------ QUOTED PASSAGE ------
Can Design Change the World?


A personal essay on why interior design matters.

If you had the power

When I was a little girl my mother told me about a book she had read as a child: The story of Harold and the Purple Crayon.  Since I never had a chance to read the book, or even find out exactly how the story ended, the only thing I really took away from that conversation was this:

Basically, there was this little boy who discovered, to his amazement, that anything he drew would come to life. 

Wouldn’t this be the best tool to help people who genuinely needed it?’ it made sense to ask.

While I was pretty sure that I had everything I wanted at the time, that crayon still sounded pretty useful.  

That night, I lay awake. I imagined the crayon in my hands, and what I might do with it. 

I actually thought about this magical crayon dilemma long and hard enough that I got anxious thinking about how I would know what to draw, and theorizing what would happen if I made a mistake?

I also worried that I might not be able to draw well enough to warrant being the person who should have this crayon. 

It was an awful lot of responsibility for a five year old.

These, I realize, are not questions most kids have.

These days I wonder what I might make a three-dimensional model of next, and how to realize a movement of designers who want to get to work on designing the world that doesn’t just look better, but inherently is better. 

Designers who don’t just believe that design can, quite literally, save the world, but who understand deeply that it can, and want to be a part of it.

The sustainable future of our world as a design problem

Revolutionary designer and design theorist Bruce Mau has said that we should start looking at the future as a design problem, and I agree with him on this.

If you are unsure of what I mean by the future being a design problem, I also highly recommend checking out “The Third Industrial Revolution on YouTube.
------ TASK MATERIAL ------
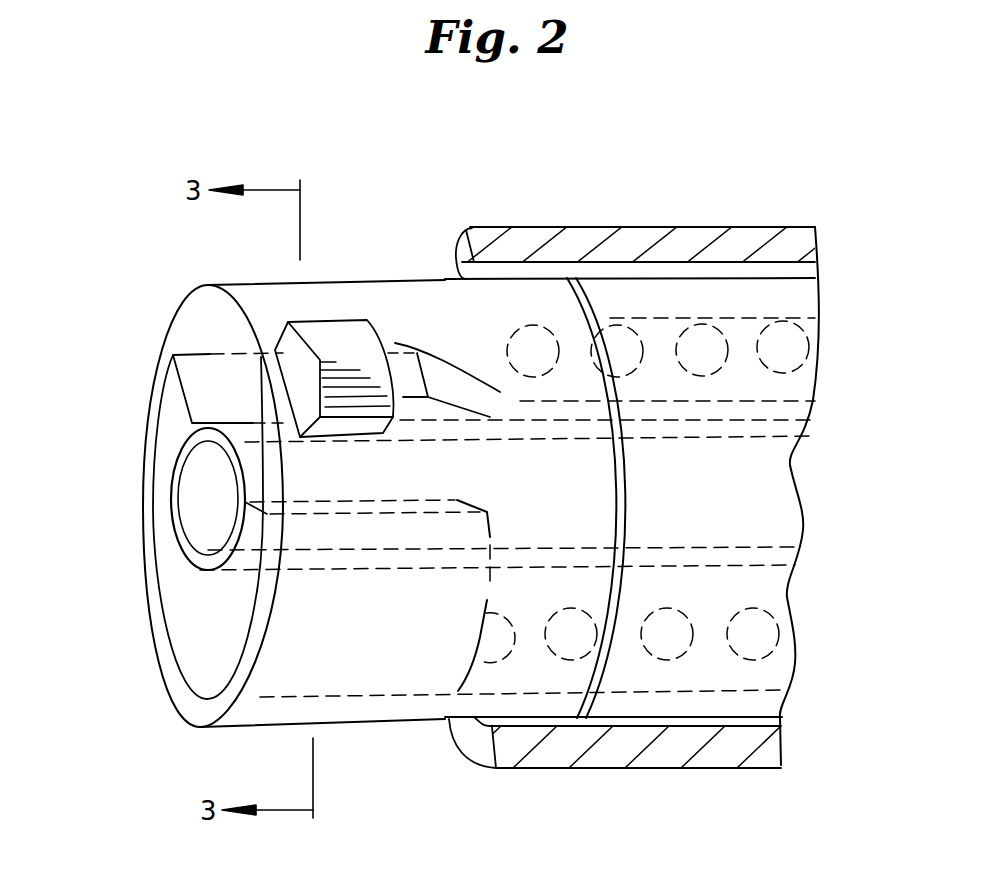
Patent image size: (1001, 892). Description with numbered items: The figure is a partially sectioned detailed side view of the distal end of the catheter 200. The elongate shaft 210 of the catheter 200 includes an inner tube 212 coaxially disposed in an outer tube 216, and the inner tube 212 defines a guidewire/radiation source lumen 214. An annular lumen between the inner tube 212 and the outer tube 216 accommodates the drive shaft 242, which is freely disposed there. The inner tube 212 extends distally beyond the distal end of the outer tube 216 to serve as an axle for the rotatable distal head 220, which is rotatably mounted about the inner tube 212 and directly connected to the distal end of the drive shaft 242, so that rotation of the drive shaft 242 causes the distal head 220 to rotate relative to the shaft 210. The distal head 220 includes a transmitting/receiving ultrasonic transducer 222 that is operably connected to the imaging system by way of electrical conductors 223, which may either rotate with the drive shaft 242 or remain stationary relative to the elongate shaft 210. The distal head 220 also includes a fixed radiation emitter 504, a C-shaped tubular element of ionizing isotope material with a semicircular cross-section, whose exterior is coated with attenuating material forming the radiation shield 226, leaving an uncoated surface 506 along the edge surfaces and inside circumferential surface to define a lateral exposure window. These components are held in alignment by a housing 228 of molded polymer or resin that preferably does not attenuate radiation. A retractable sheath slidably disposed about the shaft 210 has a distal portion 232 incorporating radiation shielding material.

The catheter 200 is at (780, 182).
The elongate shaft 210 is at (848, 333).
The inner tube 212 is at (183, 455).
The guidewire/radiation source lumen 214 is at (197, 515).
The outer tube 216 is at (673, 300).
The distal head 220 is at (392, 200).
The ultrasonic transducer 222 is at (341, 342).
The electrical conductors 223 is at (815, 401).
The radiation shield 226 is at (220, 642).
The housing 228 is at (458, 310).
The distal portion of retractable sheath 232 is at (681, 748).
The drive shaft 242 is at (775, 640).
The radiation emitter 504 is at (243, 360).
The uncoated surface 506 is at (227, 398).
------
[STATED TASK 1]: Copy out the entries from their start through the line containing "The radiation shield 226 is at (220, 642).", leaving out the picture.
[STATED TASK 2]: Continue the essay on whether design can change the world, picking up after its final sentence.
The entries are unrelated to the essay.

[RESULT 1]:
Patent image size: (1001, 892). Description with numbered items: The figure is a partially sectioned detailed side view of the distal end of the catheter 200. The elongate shaft 210 of the catheter 200 includes an inner tube 212 coaxially disposed in an outer tube 216, and the inner tube 212 defines a guidewire/radiation source lumen 214. An annular lumen between the inner tube 212 and the outer tube 216 accommodates the drive shaft 242, which is freely disposed there. The inner tube 212 extends distally beyond the distal end of the outer tube 216 to serve as an axle for the rotatable distal head 220, which is rotatably mounted about the inner tube 212 and directly connected to the distal end of the drive shaft 242, so that rotation of the drive shaft 242 causes the distal head 220 to rotate relative to the shaft 210. The distal head 220 includes a transmitting/receiving ultrasonic transducer 222 that is operably connected to the imaging system by way of electrical conductors 223, which may either rotate with the drive shaft 242 or remain stationary relative to the elongate shaft 210. The distal head 220 also includes a fixed radiation emitter 504, a C-shaped tubular element of ionizing isotope material with a semicircular cross-section, whose exterior is coated with attenuating material forming the radiation shield 226, leaving an uncoated surface 506 along the edge surfaces and inside circumferential surface to define a lateral exposure window. These components are held in alignment by a housing 228 of molded polymer or resin that preferably does not attenuate radiation. A retractable sheath slidably disposed about the shaft 210 has a distal portion 232 incorporating radiation shielding material.

The catheter 200 is at (780, 182).
The elongate shaft 210 is at (848, 333).
The inner tube 212 is at (183, 455).
The guidewire/radiation source lumen 214 is at (197, 515).
The outer tube 216 is at (673, 300).
The distal head 220 is at (392, 200).
The ultrasonic transducer 222 is at (341, 342).
The electrical conductors 223 is at (815, 401).
The radiation shield 226 is at (220, 642).

[RESULT 2]:
I might not be a little girl with a magic crayon, but I’ve evolved into something better: A grown woman who is a designer. I didn’t become a designer by accident.  In fact, I became a designer despite a lot of obstacles on the way. 

Perhaps that is why I am so enamored with architectural, interior and urban design. I really love everything about interior design, especially.  (Yes, even building codes, believe it or not. I’m sure there’s a lawyer in me somewhere, right next to the real estate developer.)

Designers love being designers

Bruce Mau stated that a designer is necessarily an optimist.


Because a designer has to believe that something can be better in the future, otherwise why would you bother trying to plan it? Although I’ve always had a very enjoyable imagination, I have a hard time imagining a designer who doesn’t like being a designer.  I’m sure it exists, but I’m also pretty sure that it’s rare.

Let’s say, hypothetically, that you were a designer who found themselves in a profession where there was no opportunity to practice design every day. I believe that you would still wear your design knowledge like a giant analytical filter. Viewing the world through this filter would become your practice. 

I’m speaking from experience, but I’m sure I’m not the only one.

Seeing the world through a design lens

Suffice it to say, I believe that designers have a unique point of view, and also a unique role to play in the future. It goes beyond the pure aesthetic (although aesthetics are important too!) and enables them to see the world around us as it could be, rather just how it is.

My fellow designers and I will likely always be able to see things that other people just don’t; both appreciating the good and at times being bothered by the bad.  

Why can’t the general public just understand certain things? -Like signs, arrows and directions? 

Why do we keep seeing the same decorating mistakes over and over? -Like hanging pictures or arranging graphics in every way BUT the right way?  

Why is it so hard to be green in the design industry?

Designers want to scream.  

The mistakes we are looking at in the built environment are planned mistakes, so in this respect, designers can’t help feeling that people should be held more responsible. Until, that is, we remember that the people in question probably didn’t plan it is as well as we imagine they did.  

Facing and evaluating design problems

When it comes to modern day home building, there are so many sub-optimal room and space planning layout arrangements. Change in the industry happens slowly.

I’m referring to types of things that as a designer you don’t want to see repeated in the built environment again.  If only it was up to you.

Viewing the world through a design lens forces you to constantly be looking at what is working and what isn’t working in our living and working environments and to continually ask, “why?” or “why not?”

-There may be psychological reasons at work. 

-There might by physical or materiality causes. 

-Often it’s a space planning problem.

-Sometimes the economics causes problems.

So, what makes for good design?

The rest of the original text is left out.